### [THE EXERCISE]
Find the word "submission" in the listing; pull out each line holding it.

[BEGIN]

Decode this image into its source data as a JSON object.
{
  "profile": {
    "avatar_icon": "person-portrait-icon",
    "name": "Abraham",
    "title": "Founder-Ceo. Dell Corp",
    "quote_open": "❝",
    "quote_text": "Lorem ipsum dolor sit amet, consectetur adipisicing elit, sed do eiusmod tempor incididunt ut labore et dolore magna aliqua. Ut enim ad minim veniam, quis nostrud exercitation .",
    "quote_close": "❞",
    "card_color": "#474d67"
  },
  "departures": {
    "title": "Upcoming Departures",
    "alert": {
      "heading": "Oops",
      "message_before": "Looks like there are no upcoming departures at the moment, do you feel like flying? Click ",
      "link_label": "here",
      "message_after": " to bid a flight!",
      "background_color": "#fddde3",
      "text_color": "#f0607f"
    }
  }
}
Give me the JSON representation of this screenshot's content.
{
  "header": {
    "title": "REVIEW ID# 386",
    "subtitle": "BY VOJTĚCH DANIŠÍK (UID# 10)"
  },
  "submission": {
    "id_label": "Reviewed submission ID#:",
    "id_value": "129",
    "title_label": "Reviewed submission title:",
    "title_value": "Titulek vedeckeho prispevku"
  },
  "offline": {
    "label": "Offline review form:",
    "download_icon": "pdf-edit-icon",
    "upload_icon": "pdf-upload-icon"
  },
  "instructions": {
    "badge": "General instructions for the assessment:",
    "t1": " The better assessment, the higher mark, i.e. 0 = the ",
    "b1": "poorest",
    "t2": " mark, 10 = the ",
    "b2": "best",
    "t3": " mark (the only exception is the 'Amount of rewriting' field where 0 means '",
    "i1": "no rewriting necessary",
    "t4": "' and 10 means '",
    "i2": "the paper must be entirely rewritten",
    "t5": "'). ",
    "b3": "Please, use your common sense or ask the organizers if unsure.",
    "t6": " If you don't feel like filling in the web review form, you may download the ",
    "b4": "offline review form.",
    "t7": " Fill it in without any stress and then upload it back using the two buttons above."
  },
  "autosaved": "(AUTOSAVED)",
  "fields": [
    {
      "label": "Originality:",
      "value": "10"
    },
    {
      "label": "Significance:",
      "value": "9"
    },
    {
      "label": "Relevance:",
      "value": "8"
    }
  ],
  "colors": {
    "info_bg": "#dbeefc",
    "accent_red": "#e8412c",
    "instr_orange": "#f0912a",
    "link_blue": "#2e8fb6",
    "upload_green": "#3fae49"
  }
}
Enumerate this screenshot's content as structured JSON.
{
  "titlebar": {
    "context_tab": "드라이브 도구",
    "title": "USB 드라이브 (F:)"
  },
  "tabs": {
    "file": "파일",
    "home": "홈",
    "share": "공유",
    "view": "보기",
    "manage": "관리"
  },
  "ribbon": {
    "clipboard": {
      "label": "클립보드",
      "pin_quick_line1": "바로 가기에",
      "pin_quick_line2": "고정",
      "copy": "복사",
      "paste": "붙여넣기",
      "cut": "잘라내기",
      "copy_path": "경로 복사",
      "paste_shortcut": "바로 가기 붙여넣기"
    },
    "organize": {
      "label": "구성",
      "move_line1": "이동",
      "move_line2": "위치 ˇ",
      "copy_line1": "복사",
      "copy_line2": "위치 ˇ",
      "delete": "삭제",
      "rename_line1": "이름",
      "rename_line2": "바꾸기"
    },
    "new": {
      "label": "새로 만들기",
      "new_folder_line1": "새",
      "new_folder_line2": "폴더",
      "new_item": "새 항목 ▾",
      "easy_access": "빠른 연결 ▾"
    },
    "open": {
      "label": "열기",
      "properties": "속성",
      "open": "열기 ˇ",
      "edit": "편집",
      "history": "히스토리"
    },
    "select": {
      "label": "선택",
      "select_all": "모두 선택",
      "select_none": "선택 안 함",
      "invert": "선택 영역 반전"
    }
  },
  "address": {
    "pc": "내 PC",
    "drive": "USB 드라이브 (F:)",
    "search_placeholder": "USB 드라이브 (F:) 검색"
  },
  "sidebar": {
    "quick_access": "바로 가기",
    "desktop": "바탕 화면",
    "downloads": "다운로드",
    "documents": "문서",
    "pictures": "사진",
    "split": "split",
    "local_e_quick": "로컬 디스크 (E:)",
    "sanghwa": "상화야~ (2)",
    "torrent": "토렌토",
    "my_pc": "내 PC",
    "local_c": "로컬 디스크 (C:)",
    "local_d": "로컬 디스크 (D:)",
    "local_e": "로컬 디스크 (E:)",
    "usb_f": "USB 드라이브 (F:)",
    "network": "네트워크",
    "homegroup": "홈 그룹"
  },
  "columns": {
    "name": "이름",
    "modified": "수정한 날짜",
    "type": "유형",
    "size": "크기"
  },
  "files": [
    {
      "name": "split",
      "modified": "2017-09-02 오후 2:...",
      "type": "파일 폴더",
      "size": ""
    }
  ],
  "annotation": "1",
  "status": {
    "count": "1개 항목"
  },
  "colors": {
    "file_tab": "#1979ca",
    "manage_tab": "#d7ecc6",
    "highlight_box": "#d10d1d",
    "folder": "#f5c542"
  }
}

[END]

### [FINAL ANSWER]
  "submission": {
    "id_label": "Reviewed submission ID#:",
    "title_label": "Reviewed submission title:",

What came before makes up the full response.